* **Data supplied**
-- Begin --

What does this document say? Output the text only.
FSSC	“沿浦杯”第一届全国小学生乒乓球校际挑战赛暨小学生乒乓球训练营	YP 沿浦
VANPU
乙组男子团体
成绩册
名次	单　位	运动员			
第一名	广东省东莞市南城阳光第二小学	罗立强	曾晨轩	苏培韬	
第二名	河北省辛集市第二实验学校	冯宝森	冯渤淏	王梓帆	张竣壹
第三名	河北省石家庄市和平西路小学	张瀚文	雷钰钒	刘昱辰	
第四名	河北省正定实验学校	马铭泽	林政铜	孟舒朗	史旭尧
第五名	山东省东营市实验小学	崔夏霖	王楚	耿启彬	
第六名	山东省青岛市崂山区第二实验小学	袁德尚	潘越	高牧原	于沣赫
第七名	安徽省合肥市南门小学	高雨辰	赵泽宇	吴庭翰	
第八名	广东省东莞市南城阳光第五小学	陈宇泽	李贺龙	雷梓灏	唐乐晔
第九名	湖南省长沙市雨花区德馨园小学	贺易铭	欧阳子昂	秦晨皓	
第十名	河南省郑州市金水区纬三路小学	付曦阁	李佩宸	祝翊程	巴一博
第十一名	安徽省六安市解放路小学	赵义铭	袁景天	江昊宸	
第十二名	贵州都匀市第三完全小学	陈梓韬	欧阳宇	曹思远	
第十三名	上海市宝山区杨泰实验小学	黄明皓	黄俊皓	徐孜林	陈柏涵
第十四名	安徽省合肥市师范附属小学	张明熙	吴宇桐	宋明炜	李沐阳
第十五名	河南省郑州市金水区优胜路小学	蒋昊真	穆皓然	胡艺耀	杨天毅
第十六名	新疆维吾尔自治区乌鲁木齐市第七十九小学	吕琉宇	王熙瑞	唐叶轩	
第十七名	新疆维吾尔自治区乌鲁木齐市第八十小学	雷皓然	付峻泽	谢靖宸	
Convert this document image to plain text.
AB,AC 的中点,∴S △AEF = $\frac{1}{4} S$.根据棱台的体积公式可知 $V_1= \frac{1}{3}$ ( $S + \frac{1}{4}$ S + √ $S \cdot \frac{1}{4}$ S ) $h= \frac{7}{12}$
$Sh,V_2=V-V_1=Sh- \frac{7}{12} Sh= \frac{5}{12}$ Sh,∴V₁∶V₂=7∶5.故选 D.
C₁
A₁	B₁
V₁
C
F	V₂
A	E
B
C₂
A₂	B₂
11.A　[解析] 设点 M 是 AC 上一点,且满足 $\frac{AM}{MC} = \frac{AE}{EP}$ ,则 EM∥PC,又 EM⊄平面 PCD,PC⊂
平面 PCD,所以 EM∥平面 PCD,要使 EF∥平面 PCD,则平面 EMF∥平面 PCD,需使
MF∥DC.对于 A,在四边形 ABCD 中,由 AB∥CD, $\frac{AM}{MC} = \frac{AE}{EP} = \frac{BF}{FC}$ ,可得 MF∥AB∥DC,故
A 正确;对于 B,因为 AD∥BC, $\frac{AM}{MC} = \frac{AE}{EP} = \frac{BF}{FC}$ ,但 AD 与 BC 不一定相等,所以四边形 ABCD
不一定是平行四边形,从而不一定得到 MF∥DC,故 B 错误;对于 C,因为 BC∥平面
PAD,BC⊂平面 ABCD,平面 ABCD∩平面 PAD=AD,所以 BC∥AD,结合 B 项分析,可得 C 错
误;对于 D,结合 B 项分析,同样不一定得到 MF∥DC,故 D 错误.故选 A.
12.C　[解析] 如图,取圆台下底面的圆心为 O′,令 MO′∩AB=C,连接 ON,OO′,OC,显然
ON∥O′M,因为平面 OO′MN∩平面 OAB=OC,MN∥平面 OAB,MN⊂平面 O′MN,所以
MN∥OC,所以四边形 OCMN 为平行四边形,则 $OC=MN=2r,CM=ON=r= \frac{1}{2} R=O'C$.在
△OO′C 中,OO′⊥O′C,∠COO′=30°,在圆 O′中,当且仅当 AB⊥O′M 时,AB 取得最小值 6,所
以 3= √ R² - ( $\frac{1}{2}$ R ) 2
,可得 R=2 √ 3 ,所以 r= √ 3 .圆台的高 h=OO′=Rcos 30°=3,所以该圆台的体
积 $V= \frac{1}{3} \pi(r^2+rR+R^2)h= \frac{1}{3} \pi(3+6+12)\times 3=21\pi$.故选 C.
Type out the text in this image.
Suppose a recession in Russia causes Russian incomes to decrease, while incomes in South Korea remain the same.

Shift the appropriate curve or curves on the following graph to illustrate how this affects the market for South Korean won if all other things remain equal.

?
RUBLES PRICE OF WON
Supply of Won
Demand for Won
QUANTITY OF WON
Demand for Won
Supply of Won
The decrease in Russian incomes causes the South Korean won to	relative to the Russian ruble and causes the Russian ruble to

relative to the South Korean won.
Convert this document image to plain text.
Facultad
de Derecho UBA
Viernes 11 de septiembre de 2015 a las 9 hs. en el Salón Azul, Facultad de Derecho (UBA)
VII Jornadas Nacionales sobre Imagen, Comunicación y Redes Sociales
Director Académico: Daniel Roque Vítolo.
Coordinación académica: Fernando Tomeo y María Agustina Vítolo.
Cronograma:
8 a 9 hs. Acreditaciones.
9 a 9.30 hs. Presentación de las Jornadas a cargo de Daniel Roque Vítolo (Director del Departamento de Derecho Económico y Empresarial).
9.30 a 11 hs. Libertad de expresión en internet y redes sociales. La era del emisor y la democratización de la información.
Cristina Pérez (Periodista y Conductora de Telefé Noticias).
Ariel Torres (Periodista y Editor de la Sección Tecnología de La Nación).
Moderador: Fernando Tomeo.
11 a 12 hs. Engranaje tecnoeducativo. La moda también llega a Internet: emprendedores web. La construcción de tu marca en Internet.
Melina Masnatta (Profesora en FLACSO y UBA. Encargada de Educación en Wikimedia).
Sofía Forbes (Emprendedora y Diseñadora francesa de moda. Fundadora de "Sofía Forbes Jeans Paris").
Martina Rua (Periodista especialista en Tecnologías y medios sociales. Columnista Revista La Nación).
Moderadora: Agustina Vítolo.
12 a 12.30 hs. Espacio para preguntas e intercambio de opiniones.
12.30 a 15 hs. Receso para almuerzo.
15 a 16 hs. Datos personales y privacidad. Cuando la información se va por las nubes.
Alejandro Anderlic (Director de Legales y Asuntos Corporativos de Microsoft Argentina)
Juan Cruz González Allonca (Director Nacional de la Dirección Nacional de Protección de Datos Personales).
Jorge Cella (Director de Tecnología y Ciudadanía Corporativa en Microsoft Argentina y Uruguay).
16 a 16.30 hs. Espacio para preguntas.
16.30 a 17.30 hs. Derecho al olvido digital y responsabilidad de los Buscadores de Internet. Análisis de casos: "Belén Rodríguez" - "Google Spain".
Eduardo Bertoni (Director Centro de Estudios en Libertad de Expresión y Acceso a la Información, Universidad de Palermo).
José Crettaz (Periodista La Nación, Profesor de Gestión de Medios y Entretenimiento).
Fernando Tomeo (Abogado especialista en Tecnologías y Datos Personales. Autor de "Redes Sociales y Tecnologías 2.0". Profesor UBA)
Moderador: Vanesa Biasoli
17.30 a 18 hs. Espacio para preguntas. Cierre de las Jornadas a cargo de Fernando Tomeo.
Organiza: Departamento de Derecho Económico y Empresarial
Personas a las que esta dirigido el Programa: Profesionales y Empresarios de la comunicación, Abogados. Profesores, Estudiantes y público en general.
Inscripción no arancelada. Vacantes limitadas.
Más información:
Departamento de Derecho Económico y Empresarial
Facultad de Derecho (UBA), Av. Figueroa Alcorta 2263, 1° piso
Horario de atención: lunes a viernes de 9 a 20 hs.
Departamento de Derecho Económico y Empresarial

-- End --

Nothing should be left out: return all of the records exactly.

* **Exercise result**
What does this document say? Output the text only.
FSSC	“沿浦杯”第一届全国小学生乒乓球校际挑战赛暨小学生乒乓球训练营	YP 沿浦
VANPU
乙组男子团体
成绩册
名次	单　位	运动员			
第一名	广东省东莞市南城阳光第二小学	罗立强	曾晨轩	苏培韬	
第二名	河北省辛集市第二实验学校	冯宝森	冯渤淏	王梓帆	张竣壹
第三名	河北省石家庄市和平西路小学	张瀚文	雷钰钒	刘昱辰	
第四名	河北省正定实验学校	马铭泽	林政铜	孟舒朗	史旭尧
第五名	山东省东营市实验小学	崔夏霖	王楚	耿启彬	
第六名	山东省青岛市崂山区第二实验小学	袁德尚	潘越	高牧原	于沣赫
第七名	安徽省合肥市南门小学	高雨辰	赵泽宇	吴庭翰	
第八名	广东省东莞市南城阳光第五小学	陈宇泽	李贺龙	雷梓灏	唐乐晔
第九名	湖南省长沙市雨花区德馨园小学	贺易铭	欧阳子昂	秦晨皓	
第十名	河南省郑州市金水区纬三路小学	付曦阁	李佩宸	祝翊程	巴一博
第十一名	安徽省六安市解放路小学	赵义铭	袁景天	江昊宸	
第十二名	贵州都匀市第三完全小学	陈梓韬	欧阳宇	曹思远	
第十三名	上海市宝山区杨泰实验小学	黄明皓	黄俊皓	徐孜林	陈柏涵
第十四名	安徽省合肥市师范附属小学	张明熙	吴宇桐	宋明炜	李沐阳
第十五名	河南省郑州市金水区优胜路小学	蒋昊真	穆皓然	胡艺耀	杨天毅
第十六名	新疆维吾尔自治区乌鲁木齐市第七十九小学	吕琉宇	王熙瑞	唐叶轩	
第十七名	新疆维吾尔自治区乌鲁木齐市第八十小学	雷皓然	付峻泽	谢靖宸	
Convert this document image to plain text.
AB,AC 的中点,∴S △AEF = $\frac{1}{4} S$.根据棱台的体积公式可知 $V_1= \frac{1}{3}$ ( $S + \frac{1}{4}$ S + √ $S \cdot \frac{1}{4}$ S ) $h= \frac{7}{12}$
$Sh,V_2=V-V_1=Sh- \frac{7}{12} Sh= \frac{5}{12}$ Sh,∴V₁∶V₂=7∶5.故选 D.
C₁
A₁	B₁
V₁
C
F	V₂
A	E
B
C₂
A₂	B₂
11.A　[解析] 设点 M 是 AC 上一点,且满足 $\frac{AM}{MC} = \frac{AE}{EP}$ ,则 EM∥PC,又 EM⊄平面 PCD,PC⊂
平面 PCD,所以 EM∥平面 PCD,要使 EF∥平面 PCD,则平面 EMF∥平面 PCD,需使
MF∥DC.对于 A,在四边形 ABCD 中,由 AB∥CD, $\frac{AM}{MC} = \frac{AE}{EP} = \frac{BF}{FC}$ ,可得 MF∥AB∥DC,故
A 正确;对于 B,因为 AD∥BC, $\frac{AM}{MC} = \frac{AE}{EP} = \frac{BF}{FC}$ ,但 AD 与 BC 不一定相等,所以四边形 ABCD
不一定是平行四边形,从而不一定得到 MF∥DC,故 B 错误;对于 C,因为 BC∥平面
PAD,BC⊂平面 ABCD,平面 ABCD∩平面 PAD=AD,所以 BC∥AD,结合 B 项分析,可得 C 错
误;对于 D,结合 B 项分析,同样不一定得到 MF∥DC,故 D 错误.故选 A.
12.C　[解析] 如图,取圆台下底面的圆心为 O′,令 MO′∩AB=C,连接 ON,OO′,OC,显然
ON∥O′M,因为平面 OO′MN∩平面 OAB=OC,MN∥平面 OAB,MN⊂平面 O′MN,所以
MN∥OC,所以四边形 OCMN 为平行四边形,则 $OC=MN=2r,CM=ON=r= \frac{1}{2} R=O'C$.在
△OO′C 中,OO′⊥O′C,∠COO′=30°,在圆 O′中,当且仅当 AB⊥O′M 时,AB 取得最小值 6,所
以 3= √ R² - ( $\frac{1}{2}$ R ) 2
,可得 R=2 √ 3 ,所以 r= √ 3 .圆台的高 h=OO′=Rcos 30°=3,所以该圆台的体
积 $V= \frac{1}{3} \pi(r^2+rR+R^2)h= \frac{1}{3} \pi(3+6+12)\times 3=21\pi$.故选 C.
Type out the text in this image.
Suppose a recession in Russia causes Russian incomes to decrease, while incomes in South Korea remain the same.

Shift the appropriate curve or curves on the following graph to illustrate how this affects the market for South Korean won if all other things remain equal.

?
RUBLES PRICE OF WON
Supply of Won
Demand for Won
QUANTITY OF WON
Demand for Won
Supply of Won
The decrease in Russian incomes causes the South Korean won to	relative to the Russian ruble and causes the Russian ruble to

relative to the South Korean won.
Convert this document image to plain text.
Facultad
de Derecho UBA
Viernes 11 de septiembre de 2015 a las 9 hs. en el Salón Azul, Facultad de Derecho (UBA)
VII Jornadas Nacionales sobre Imagen, Comunicación y Redes Sociales
Director Académico: Daniel Roque Vítolo.
Coordinación académica: Fernando Tomeo y María Agustina Vítolo.
Cronograma:
8 a 9 hs. Acreditaciones.
9 a 9.30 hs. Presentación de las Jornadas a cargo de Daniel Roque Vítolo (Director del Departamento de Derecho Económico y Empresarial).
9.30 a 11 hs. Libertad de expresión en internet y redes sociales. La era del emisor y la democratización de la información.
Cristina Pérez (Periodista y Conductora de Telefé Noticias).
Ariel Torres (Periodista y Editor de la Sección Tecnología de La Nación).
Moderador: Fernando Tomeo.
11 a 12 hs. Engranaje tecnoeducativo. La moda también llega a Internet: emprendedores web. La construcción de tu marca en Internet.
Melina Masnatta (Profesora en FLACSO y UBA. Encargada de Educación en Wikimedia).
Sofía Forbes (Emprendedora y Diseñadora francesa de moda. Fundadora de "Sofía Forbes Jeans Paris").
Martina Rua (Periodista especialista en Tecnologías y medios sociales. Columnista Revista La Nación).
Moderadora: Agustina Vítolo.
12 a 12.30 hs. Espacio para preguntas e intercambio de opiniones.
12.30 a 15 hs. Receso para almuerzo.
15 a 16 hs. Datos personales y privacidad. Cuando la información se va por las nubes.
Alejandro Anderlic (Director de Legales y Asuntos Corporativos de Microsoft Argentina)
Juan Cruz González Allonca (Director Nacional de la Dirección Nacional de Protección de Datos Personales).
Jorge Cella (Director de Tecnología y Ciudadanía Corporativa en Microsoft Argentina y Uruguay).
16 a 16.30 hs. Espacio para preguntas.
16.30 a 17.30 hs. Derecho al olvido digital y responsabilidad de los Buscadores de Internet. Análisis de casos: "Belén Rodríguez" - "Google Spain".
Eduardo Bertoni (Director Centro de Estudios en Libertad de Expresión y Acceso a la Información, Universidad de Palermo).
José Crettaz (Periodista La Nación, Profesor de Gestión de Medios y Entretenimiento).
Fernando Tomeo (Abogado especialista en Tecnologías y Datos Personales. Autor de "Redes Sociales y Tecnologías 2.0". Profesor UBA)
Moderador: Vanesa Biasoli
17.30 a 18 hs. Espacio para preguntas. Cierre de las Jornadas a cargo de Fernando Tomeo.
Organiza: Departamento de Derecho Económico y Empresarial
Personas a las que esta dirigido el Programa: Profesionales y Empresarios de la comunicación, Abogados. Profesores, Estudiantes y público en general.
Inscripción no arancelada. Vacantes limitadas.
Más información:
Departamento de Derecho Económico y Empresarial
Facultad de Derecho (UBA), Av. Figueroa Alcorta 2263, 1° piso
Horario de atención: lunes a viernes de 9 a 20 hs.
Departamento de Derecho Económico y Empresarial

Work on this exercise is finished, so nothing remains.